# [Written exercise]
How many lines of the records below contain the word "this"? Answer with the number alone.

# [Available records]
************

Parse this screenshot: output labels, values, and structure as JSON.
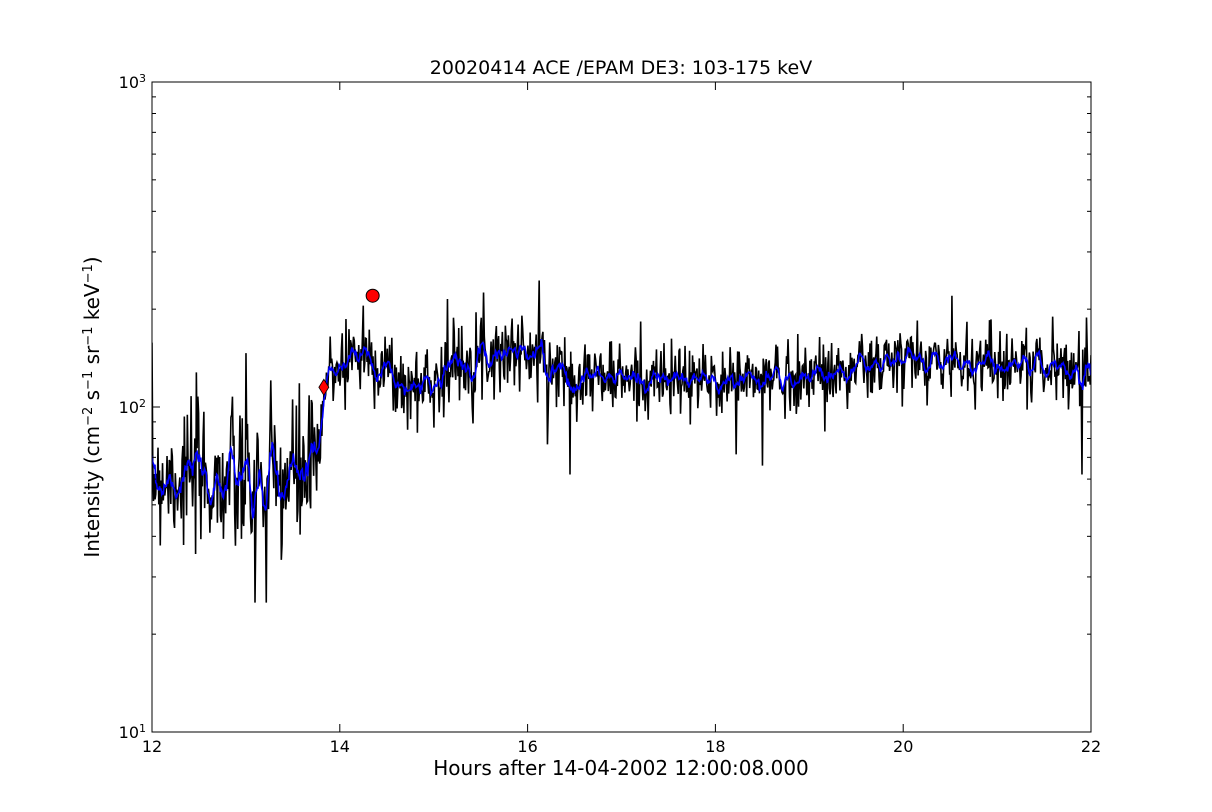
{
  "chart_data": {
    "type": "line",
    "title": "20020414 ACE /EPAM DE3: 103-175 keV",
    "xlabel": "Hours after 14-04-2002 12:00:08.000",
    "ylabel": {
      "prefix": "Intensity (cm",
      "parts": [
        {
          "t": "−2",
          "sup": true
        },
        {
          "t": " s",
          "sup": false
        },
        {
          "t": "−1",
          "sup": true
        },
        {
          "t": " sr",
          "sup": false
        },
        {
          "t": "−1",
          "sup": true
        },
        {
          "t": " keV",
          "sup": false
        },
        {
          "t": "−1",
          "sup": true
        },
        {
          "t": ")",
          "sup": false
        }
      ]
    },
    "xlim": [
      12,
      22
    ],
    "ylim": [
      10,
      1000
    ],
    "yscale": "log",
    "x_ticks": [
      {
        "v": 12,
        "label": "12"
      },
      {
        "v": 14,
        "label": "14"
      },
      {
        "v": 16,
        "label": "16"
      },
      {
        "v": 18,
        "label": "18"
      },
      {
        "v": 20,
        "label": "20"
      },
      {
        "v": 22,
        "label": "22"
      }
    ],
    "y_ticks": [
      {
        "v": 10,
        "base": "10",
        "exp": "1"
      },
      {
        "v": 100,
        "base": "10",
        "exp": "2"
      },
      {
        "v": 1000,
        "base": "10",
        "exp": "3"
      }
    ],
    "grid": false,
    "series_profile": [
      {
        "x": 12.0,
        "y": 62,
        "noise": 0.24
      },
      {
        "x": 12.5,
        "y": 60,
        "noise": 0.26
      },
      {
        "x": 13.0,
        "y": 58,
        "noise": 0.28
      },
      {
        "x": 13.3,
        "y": 58,
        "noise": 0.3
      },
      {
        "x": 13.6,
        "y": 62,
        "noise": 0.28
      },
      {
        "x": 13.78,
        "y": 68,
        "noise": 0.22
      },
      {
        "x": 13.86,
        "y": 125,
        "noise": 0.14
      },
      {
        "x": 14.1,
        "y": 148,
        "noise": 0.14
      },
      {
        "x": 14.4,
        "y": 140,
        "noise": 0.16
      },
      {
        "x": 14.7,
        "y": 112,
        "noise": 0.14
      },
      {
        "x": 15.0,
        "y": 122,
        "noise": 0.14
      },
      {
        "x": 15.4,
        "y": 145,
        "noise": 0.14
      },
      {
        "x": 15.9,
        "y": 150,
        "noise": 0.14
      },
      {
        "x": 16.4,
        "y": 128,
        "noise": 0.13
      },
      {
        "x": 17.0,
        "y": 122,
        "noise": 0.13
      },
      {
        "x": 18.0,
        "y": 120,
        "noise": 0.13
      },
      {
        "x": 19.0,
        "y": 125,
        "noise": 0.13
      },
      {
        "x": 20.0,
        "y": 138,
        "noise": 0.13
      },
      {
        "x": 21.0,
        "y": 138,
        "noise": 0.13
      },
      {
        "x": 22.0,
        "y": 130,
        "noise": 0.13
      }
    ],
    "series": [
      {
        "color": "#000000",
        "kind": "raw",
        "count": 1250,
        "seed": 7
      },
      {
        "color": "#0000ff",
        "kind": "smoothed",
        "window": 4
      }
    ],
    "markers": [
      {
        "shape": "diamond",
        "x": 13.83,
        "y": 115,
        "color": "#ff0000"
      },
      {
        "shape": "circle",
        "x": 14.35,
        "y": 220,
        "color": "#ff0000"
      }
    ],
    "spikes": [
      {
        "x": 13.1,
        "y": 25
      },
      {
        "x": 13.22,
        "y": 25
      },
      {
        "x": 14.06,
        "y": 98
      },
      {
        "x": 14.25,
        "y": 205
      },
      {
        "x": 15.15,
        "y": 215
      },
      {
        "x": 16.12,
        "y": 245
      },
      {
        "x": 16.45,
        "y": 62
      },
      {
        "x": 18.5,
        "y": 66
      },
      {
        "x": 20.52,
        "y": 220
      },
      {
        "x": 21.9,
        "y": 62
      }
    ]
  }
}
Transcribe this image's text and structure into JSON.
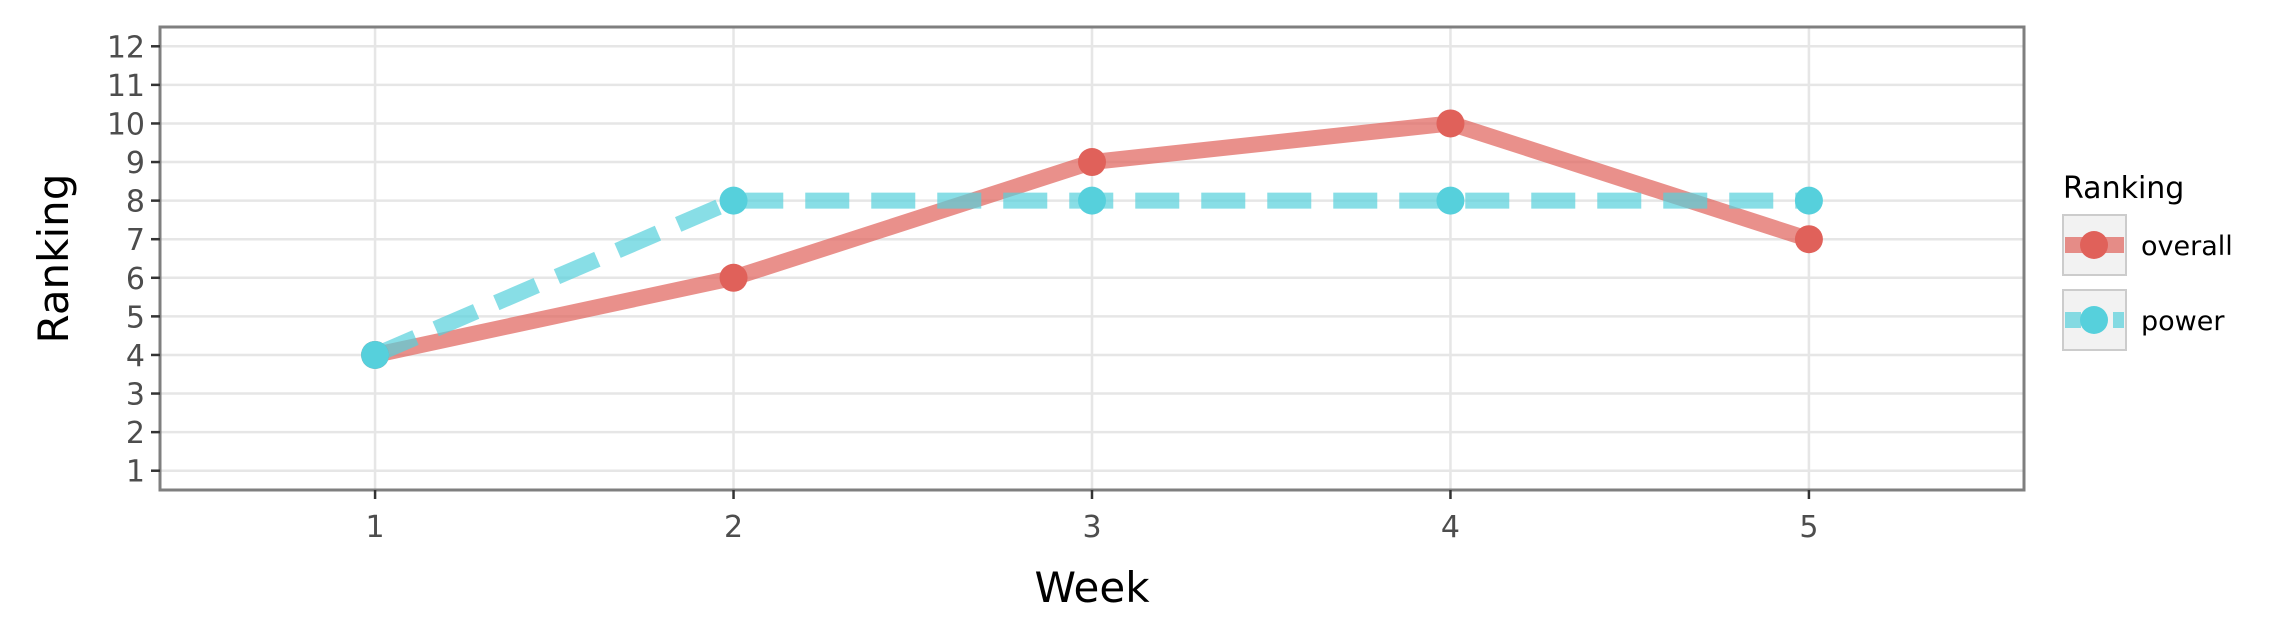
{
  "chart_data": {
    "type": "line",
    "title": "",
    "xlabel": "Week",
    "ylabel": "Ranking",
    "x": [
      1,
      2,
      3,
      4,
      5
    ],
    "x_ticks": [
      "1",
      "2",
      "3",
      "4",
      "5"
    ],
    "xlim": [
      0.4,
      5.6
    ],
    "y_ticks": [
      "1",
      "2",
      "3",
      "4",
      "5",
      "6",
      "7",
      "8",
      "9",
      "10",
      "11",
      "12"
    ],
    "ylim": [
      12.5,
      0.5
    ],
    "y_reversed": true,
    "grid": true,
    "legend": {
      "title": "Ranking",
      "position": "right"
    },
    "series": [
      {
        "name": "overall",
        "values": [
          4,
          6,
          9,
          10,
          7
        ],
        "color": "#e0615a",
        "line_style": "solid"
      },
      {
        "name": "power",
        "values": [
          4,
          8,
          8,
          8,
          8
        ],
        "color": "#56d0dc",
        "line_style": "dashed"
      }
    ]
  }
}
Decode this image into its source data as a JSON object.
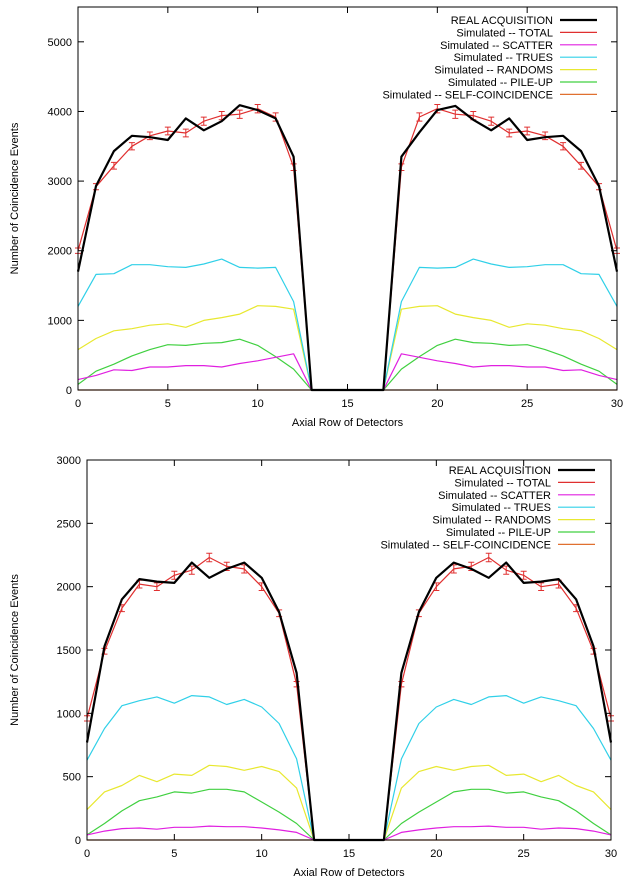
{
  "chart_data": [
    {
      "type": "line",
      "xlabel": "Axial Row of Detectors",
      "ylabel": "Number of Coincidence Events",
      "xlim": [
        0,
        30
      ],
      "ylim": [
        0,
        5500
      ],
      "xticks": [
        0,
        5,
        10,
        15,
        20,
        25,
        30
      ],
      "yticks": [
        0,
        1000,
        2000,
        3000,
        4000,
        5000
      ],
      "grid": false,
      "legend": "top-right",
      "x": [
        0,
        1,
        2,
        3,
        4,
        5,
        6,
        7,
        8,
        9,
        10,
        11,
        12,
        13,
        14,
        15,
        16,
        17,
        18,
        19,
        20,
        21,
        22,
        23,
        24,
        25,
        26,
        27,
        28,
        29,
        30
      ],
      "series": [
        {
          "name": "REAL ACQUISITION",
          "color": "#000000",
          "values": [
            1700,
            2930,
            3430,
            3650,
            3630,
            3590,
            3900,
            3730,
            3860,
            4090,
            4020,
            3900,
            3350,
            0,
            0,
            0,
            0,
            0,
            3350,
            3700,
            4020,
            4080,
            3880,
            3730,
            3900,
            3590,
            3630,
            3650,
            3430,
            2930,
            1700
          ]
        },
        {
          "name": "Simulated -- TOTAL",
          "color": "#e03030",
          "error_bars": true,
          "values": [
            2000,
            2920,
            3220,
            3500,
            3650,
            3720,
            3690,
            3860,
            3940,
            3960,
            4040,
            3920,
            3200,
            0,
            0,
            0,
            0,
            0,
            3200,
            3920,
            4040,
            3960,
            3940,
            3860,
            3690,
            3720,
            3650,
            3500,
            3220,
            2920,
            2000
          ]
        },
        {
          "name": "Simulated -- SCATTER",
          "color": "#e020e0",
          "values": [
            150,
            210,
            290,
            280,
            330,
            330,
            350,
            350,
            330,
            380,
            420,
            470,
            520,
            0,
            0,
            0,
            0,
            0,
            520,
            470,
            420,
            380,
            330,
            350,
            350,
            330,
            330,
            280,
            290,
            210,
            150
          ]
        },
        {
          "name": "Simulated -- TRUES",
          "color": "#30d0e8",
          "values": [
            1200,
            1660,
            1670,
            1800,
            1800,
            1770,
            1760,
            1810,
            1880,
            1760,
            1750,
            1760,
            1270,
            0,
            0,
            0,
            0,
            0,
            1270,
            1760,
            1750,
            1760,
            1880,
            1810,
            1760,
            1770,
            1800,
            1800,
            1670,
            1660,
            1200
          ]
        },
        {
          "name": "Simulated -- RANDOMS",
          "color": "#e8e830",
          "values": [
            580,
            740,
            850,
            880,
            930,
            950,
            900,
            1000,
            1040,
            1090,
            1210,
            1200,
            1160,
            0,
            0,
            0,
            0,
            0,
            1160,
            1200,
            1210,
            1090,
            1040,
            1000,
            900,
            950,
            930,
            880,
            850,
            740,
            580
          ]
        },
        {
          "name": "Simulated -- PILE-UP",
          "color": "#40d040",
          "values": [
            80,
            270,
            370,
            490,
            580,
            650,
            640,
            670,
            680,
            730,
            640,
            480,
            300,
            0,
            0,
            0,
            0,
            0,
            300,
            480,
            640,
            730,
            680,
            670,
            640,
            650,
            580,
            490,
            370,
            270,
            80
          ]
        },
        {
          "name": "Simulated -- SELF-COINCIDENCE",
          "color": "#e07030",
          "values": [
            0,
            0,
            0,
            0,
            0,
            0,
            0,
            0,
            0,
            0,
            0,
            0,
            0,
            0,
            0,
            0,
            0,
            0,
            0,
            0,
            0,
            0,
            0,
            0,
            0,
            0,
            0,
            0,
            0,
            0,
            0
          ]
        }
      ]
    },
    {
      "type": "line",
      "xlabel": "Axial Row of Detectors",
      "ylabel": "Number of Coincidence Events",
      "xlim": [
        0,
        30
      ],
      "ylim": [
        0,
        3000
      ],
      "xticks": [
        0,
        5,
        10,
        15,
        20,
        25,
        30
      ],
      "yticks": [
        0,
        500,
        1000,
        1500,
        2000,
        2500,
        3000
      ],
      "grid": false,
      "legend": "top-right",
      "x": [
        0,
        1,
        2,
        3,
        4,
        5,
        6,
        7,
        8,
        9,
        10,
        11,
        12,
        13,
        14,
        15,
        16,
        17,
        18,
        19,
        20,
        21,
        22,
        23,
        24,
        25,
        26,
        27,
        28,
        29,
        30
      ],
      "series": [
        {
          "name": "REAL ACQUISITION",
          "color": "#000000",
          "values": [
            770,
            1530,
            1900,
            2060,
            2040,
            2030,
            2190,
            2070,
            2140,
            2190,
            2070,
            1800,
            1320,
            0,
            0,
            0,
            0,
            0,
            1320,
            1800,
            2070,
            2190,
            2140,
            2070,
            2190,
            2030,
            2040,
            2060,
            1900,
            1530,
            770
          ]
        },
        {
          "name": "Simulated -- TOTAL",
          "color": "#e03030",
          "error_bars": true,
          "values": [
            960,
            1490,
            1830,
            2020,
            2000,
            2090,
            2130,
            2230,
            2160,
            2140,
            2000,
            1790,
            1230,
            0,
            0,
            0,
            0,
            0,
            1230,
            1790,
            2000,
            2140,
            2160,
            2230,
            2130,
            2090,
            2000,
            2020,
            1830,
            1490,
            960
          ]
        },
        {
          "name": "Simulated -- SCATTER",
          "color": "#e020e0",
          "values": [
            40,
            70,
            90,
            95,
            85,
            100,
            100,
            110,
            105,
            105,
            95,
            80,
            60,
            0,
            0,
            0,
            0,
            0,
            60,
            80,
            95,
            105,
            105,
            110,
            100,
            100,
            85,
            95,
            90,
            70,
            40
          ]
        },
        {
          "name": "Simulated -- TRUES",
          "color": "#30d0e8",
          "values": [
            630,
            880,
            1060,
            1100,
            1130,
            1080,
            1140,
            1130,
            1070,
            1110,
            1050,
            920,
            640,
            0,
            0,
            0,
            0,
            0,
            640,
            920,
            1050,
            1110,
            1070,
            1130,
            1140,
            1080,
            1130,
            1100,
            1060,
            880,
            630
          ]
        },
        {
          "name": "Simulated -- RANDOMS",
          "color": "#e8e830",
          "values": [
            240,
            380,
            430,
            510,
            460,
            520,
            510,
            590,
            580,
            550,
            580,
            540,
            410,
            0,
            0,
            0,
            0,
            0,
            410,
            540,
            580,
            550,
            580,
            590,
            510,
            520,
            460,
            510,
            430,
            380,
            240
          ]
        },
        {
          "name": "Simulated -- PILE-UP",
          "color": "#40d040",
          "values": [
            40,
            130,
            230,
            310,
            340,
            380,
            370,
            400,
            400,
            380,
            300,
            220,
            130,
            0,
            0,
            0,
            0,
            0,
            130,
            220,
            300,
            380,
            400,
            400,
            370,
            380,
            340,
            310,
            230,
            130,
            40
          ]
        },
        {
          "name": "Simulated -- SELF-COINCIDENCE",
          "color": "#e07030",
          "values": [
            0,
            0,
            0,
            0,
            0,
            0,
            0,
            0,
            0,
            0,
            0,
            0,
            0,
            0,
            0,
            0,
            0,
            0,
            0,
            0,
            0,
            0,
            0,
            0,
            0,
            0,
            0,
            0,
            0,
            0,
            0
          ]
        }
      ]
    }
  ]
}
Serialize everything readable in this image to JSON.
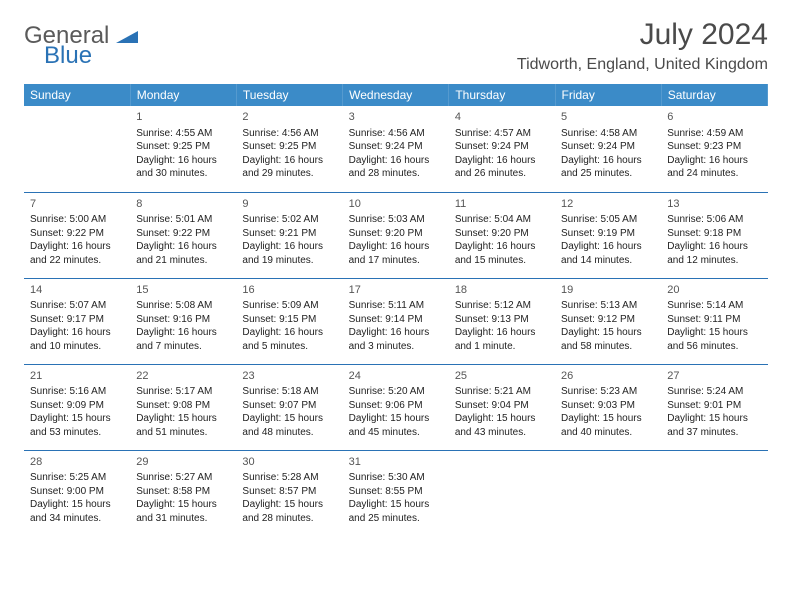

************

# [Written answer]
4